[Raw data]

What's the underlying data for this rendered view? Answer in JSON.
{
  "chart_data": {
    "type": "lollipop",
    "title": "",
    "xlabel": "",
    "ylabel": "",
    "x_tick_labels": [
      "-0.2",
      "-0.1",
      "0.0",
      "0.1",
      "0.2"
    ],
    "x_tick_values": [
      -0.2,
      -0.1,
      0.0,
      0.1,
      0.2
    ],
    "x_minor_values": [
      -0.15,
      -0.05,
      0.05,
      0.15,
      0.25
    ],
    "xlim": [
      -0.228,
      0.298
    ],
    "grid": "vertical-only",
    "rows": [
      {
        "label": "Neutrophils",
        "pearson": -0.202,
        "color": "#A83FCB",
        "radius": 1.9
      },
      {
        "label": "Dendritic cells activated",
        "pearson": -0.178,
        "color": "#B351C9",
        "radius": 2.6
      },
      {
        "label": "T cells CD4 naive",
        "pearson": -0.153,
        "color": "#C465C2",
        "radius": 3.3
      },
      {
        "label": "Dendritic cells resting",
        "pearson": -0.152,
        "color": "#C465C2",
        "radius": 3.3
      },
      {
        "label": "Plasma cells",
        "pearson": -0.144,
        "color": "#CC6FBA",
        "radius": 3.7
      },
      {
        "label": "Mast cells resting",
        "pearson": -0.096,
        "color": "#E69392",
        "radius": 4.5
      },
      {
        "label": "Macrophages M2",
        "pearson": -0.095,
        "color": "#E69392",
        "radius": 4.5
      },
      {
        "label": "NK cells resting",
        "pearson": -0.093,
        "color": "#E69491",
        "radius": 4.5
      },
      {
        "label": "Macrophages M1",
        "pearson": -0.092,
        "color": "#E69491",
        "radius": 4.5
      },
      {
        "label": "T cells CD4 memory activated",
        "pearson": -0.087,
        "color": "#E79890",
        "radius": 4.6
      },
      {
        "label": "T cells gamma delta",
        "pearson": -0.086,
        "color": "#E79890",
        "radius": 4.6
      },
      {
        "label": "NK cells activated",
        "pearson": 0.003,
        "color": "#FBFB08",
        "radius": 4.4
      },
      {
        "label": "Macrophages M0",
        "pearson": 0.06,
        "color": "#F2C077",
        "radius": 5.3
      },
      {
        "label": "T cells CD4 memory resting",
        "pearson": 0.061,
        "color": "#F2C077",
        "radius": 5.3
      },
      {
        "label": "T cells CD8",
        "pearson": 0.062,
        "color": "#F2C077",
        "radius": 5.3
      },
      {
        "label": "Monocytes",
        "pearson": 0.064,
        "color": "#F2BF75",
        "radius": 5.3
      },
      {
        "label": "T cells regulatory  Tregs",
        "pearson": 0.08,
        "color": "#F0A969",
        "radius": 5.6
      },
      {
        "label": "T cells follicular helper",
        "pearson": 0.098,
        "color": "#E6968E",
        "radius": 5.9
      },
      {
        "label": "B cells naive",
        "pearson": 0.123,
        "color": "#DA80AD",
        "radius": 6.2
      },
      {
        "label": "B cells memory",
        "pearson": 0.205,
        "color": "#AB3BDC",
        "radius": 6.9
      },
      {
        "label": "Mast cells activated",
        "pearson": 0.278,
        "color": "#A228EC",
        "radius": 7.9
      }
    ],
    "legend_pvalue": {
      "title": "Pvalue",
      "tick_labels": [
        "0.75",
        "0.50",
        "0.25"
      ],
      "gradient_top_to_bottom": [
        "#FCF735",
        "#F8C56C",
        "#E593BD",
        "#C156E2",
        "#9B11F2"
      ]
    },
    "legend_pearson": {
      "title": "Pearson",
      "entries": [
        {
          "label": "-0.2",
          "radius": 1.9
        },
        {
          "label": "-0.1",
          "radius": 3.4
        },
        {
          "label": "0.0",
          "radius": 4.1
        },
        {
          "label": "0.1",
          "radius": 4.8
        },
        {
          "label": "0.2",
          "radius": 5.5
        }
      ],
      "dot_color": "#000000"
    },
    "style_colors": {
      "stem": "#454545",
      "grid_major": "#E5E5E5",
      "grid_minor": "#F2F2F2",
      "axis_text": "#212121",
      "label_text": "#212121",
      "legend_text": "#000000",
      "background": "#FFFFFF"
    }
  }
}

[/Raw data]

▶ **Task directions**: Each record above has to be set down again, exactly and completely.

▶ **Solved exercise**:
What's the underlying data for this rendered view? Answer in JSON.
{
  "chart_data": {
    "type": "lollipop",
    "title": "",
    "xlabel": "",
    "ylabel": "",
    "x_tick_labels": [
      "-0.2",
      "-0.1",
      "0.0",
      "0.1",
      "0.2"
    ],
    "x_tick_values": [
      -0.2,
      -0.1,
      0.0,
      0.1,
      0.2
    ],
    "x_minor_values": [
      -0.15,
      -0.05,
      0.05,
      0.15,
      0.25
    ],
    "xlim": [
      -0.228,
      0.298
    ],
    "grid": "vertical-only",
    "rows": [
      {
        "label": "Neutrophils",
        "pearson": -0.202,
        "color": "#A83FCB",
        "radius": 1.9
      },
      {
        "label": "Dendritic cells activated",
        "pearson": -0.178,
        "color": "#B351C9",
        "radius": 2.6
      },
      {
        "label": "T cells CD4 naive",
        "pearson": -0.153,
        "color": "#C465C2",
        "radius": 3.3
      },
      {
        "label": "Dendritic cells resting",
        "pearson": -0.152,
        "color": "#C465C2",
        "radius": 3.3
      },
      {
        "label": "Plasma cells",
        "pearson": -0.144,
        "color": "#CC6FBA",
        "radius": 3.7
      },
      {
        "label": "Mast cells resting",
        "pearson": -0.096,
        "color": "#E69392",
        "radius": 4.5
      },
      {
        "label": "Macrophages M2",
        "pearson": -0.095,
        "color": "#E69392",
        "radius": 4.5
      },
      {
        "label": "NK cells resting",
        "pearson": -0.093,
        "color": "#E69491",
        "radius": 4.5
      },
      {
        "label": "Macrophages M1",
        "pearson": -0.092,
        "color": "#E69491",
        "radius": 4.5
      },
      {
        "label": "T cells CD4 memory activated",
        "pearson": -0.087,
        "color": "#E79890",
        "radius": 4.6
      },
      {
        "label": "T cells gamma delta",
        "pearson": -0.086,
        "color": "#E79890",
        "radius": 4.6
      },
      {
        "label": "NK cells activated",
        "pearson": 0.003,
        "color": "#FBFB08",
        "radius": 4.4
      },
      {
        "label": "Macrophages M0",
        "pearson": 0.06,
        "color": "#F2C077",
        "radius": 5.3
      },
      {
        "label": "T cells CD4 memory resting",
        "pearson": 0.061,
        "color": "#F2C077",
        "radius": 5.3
      },
      {
        "label": "T cells CD8",
        "pearson": 0.062,
        "color": "#F2C077",
        "radius": 5.3
      },
      {
        "label": "Monocytes",
        "pearson": 0.064,
        "color": "#F2BF75",
        "radius": 5.3
      },
      {
        "label": "T cells regulatory  Tregs",
        "pearson": 0.08,
        "color": "#F0A969",
        "radius": 5.6
      },
      {
        "label": "T cells follicular helper",
        "pearson": 0.098,
        "color": "#E6968E",
        "radius": 5.9
      },
      {
        "label": "B cells naive",
        "pearson": 0.123,
        "color": "#DA80AD",
        "radius": 6.2
      },
      {
        "label": "B cells memory",
        "pearson": 0.205,
        "color": "#AB3BDC",
        "radius": 6.9
      },
      {
        "label": "Mast cells activated",
        "pearson": 0.278,
        "color": "#A228EC",
        "radius": 7.9
      }
    ],
    "legend_pvalue": {
      "title": "Pvalue",
      "tick_labels": [
        "0.75",
        "0.50",
        "0.25"
      ],
      "gradient_top_to_bottom": [
        "#FCF735",
        "#F8C56C",
        "#E593BD",
        "#C156E2",
        "#9B11F2"
      ]
    },
    "legend_pearson": {
      "title": "Pearson",
      "entries": [
        {
          "label": "-0.2",
          "radius": 1.9
        },
        {
          "label": "-0.1",
          "radius": 3.4
        },
        {
          "label": "0.0",
          "radius": 4.1
        },
        {
          "label": "0.1",
          "radius": 4.8
        },
        {
          "label": "0.2",
          "radius": 5.5
        }
      ],
      "dot_color": "#000000"
    },
    "style_colors": {
      "stem": "#454545",
      "grid_major": "#E5E5E5",
      "grid_minor": "#F2F2F2",
      "axis_text": "#212121",
      "label_text": "#212121",
      "legend_text": "#000000",
      "background": "#FFFFFF"
    }
  }
}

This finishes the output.